_DATA PROVIDED_.
********
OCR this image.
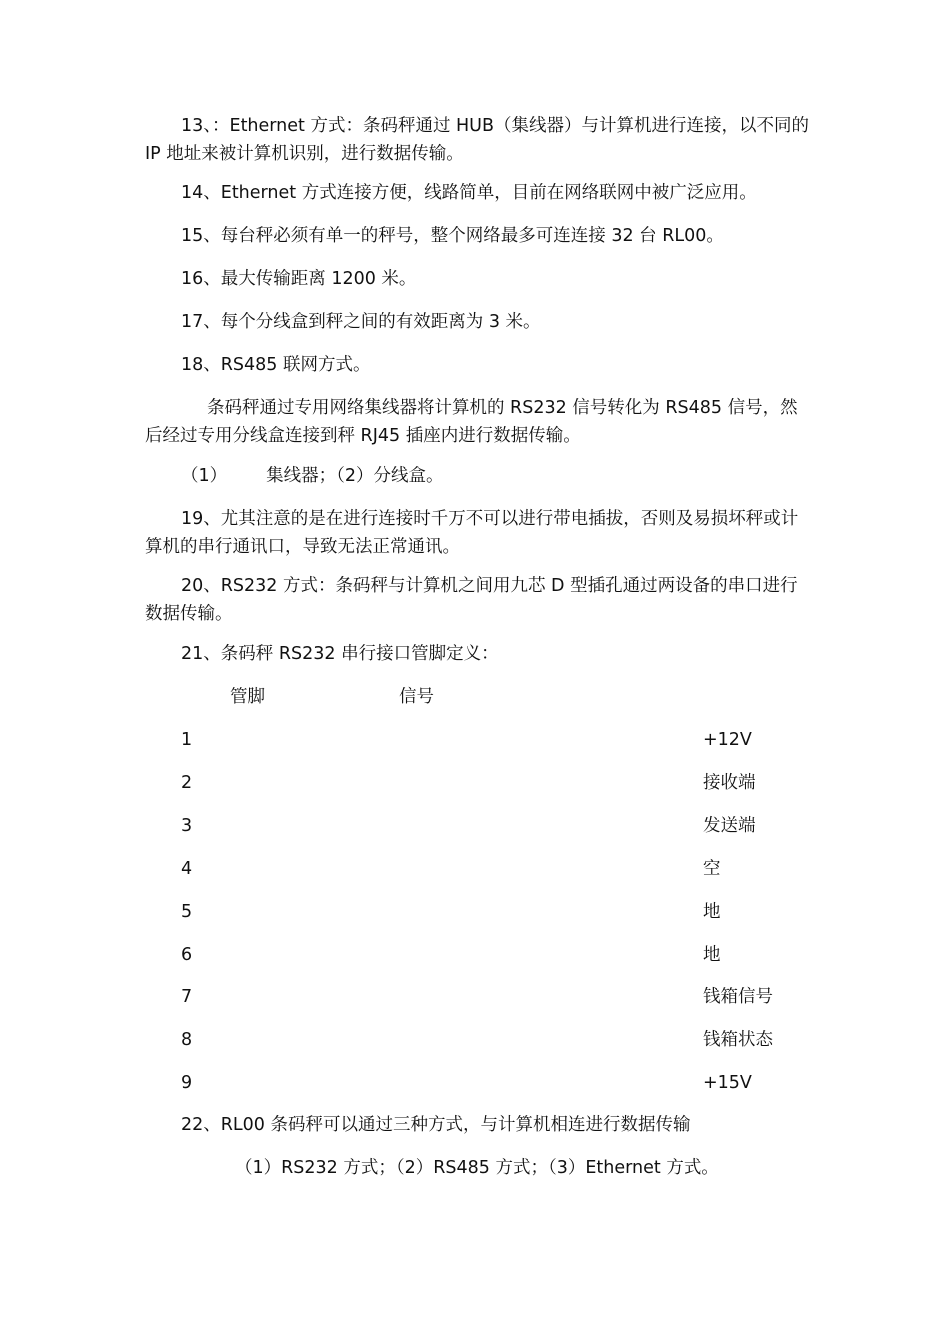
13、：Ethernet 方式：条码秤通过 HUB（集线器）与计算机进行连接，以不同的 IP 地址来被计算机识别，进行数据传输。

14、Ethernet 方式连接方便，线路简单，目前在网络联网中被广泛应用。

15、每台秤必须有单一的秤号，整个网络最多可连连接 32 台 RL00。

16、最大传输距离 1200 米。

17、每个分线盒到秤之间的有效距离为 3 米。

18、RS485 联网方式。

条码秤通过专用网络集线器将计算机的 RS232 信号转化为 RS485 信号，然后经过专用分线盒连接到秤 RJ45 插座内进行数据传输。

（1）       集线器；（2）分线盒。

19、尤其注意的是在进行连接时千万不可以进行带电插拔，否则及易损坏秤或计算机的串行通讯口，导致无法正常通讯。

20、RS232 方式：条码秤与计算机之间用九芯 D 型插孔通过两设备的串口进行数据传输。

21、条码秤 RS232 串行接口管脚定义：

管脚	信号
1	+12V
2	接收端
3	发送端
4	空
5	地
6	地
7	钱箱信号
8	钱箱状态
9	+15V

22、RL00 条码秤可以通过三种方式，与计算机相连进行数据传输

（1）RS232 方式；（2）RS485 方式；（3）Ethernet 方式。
********
_WHAT THE TASK REQUIRES_.
Look through the entries and return every line where "Ethernet" appears.

_RESULT FOR THIS TASK_.
13、：Ethernet 方式：条码秤通过 HUB（集线器）与计算机进行连接，以不同的 IP 地址来被计算机识别，进行数据传输。
14、Ethernet 方式连接方便，线路简单，目前在网络联网中被广泛应用。
（1）RS232 方式；（2）RS485 方式；（3）Ethernet 方式。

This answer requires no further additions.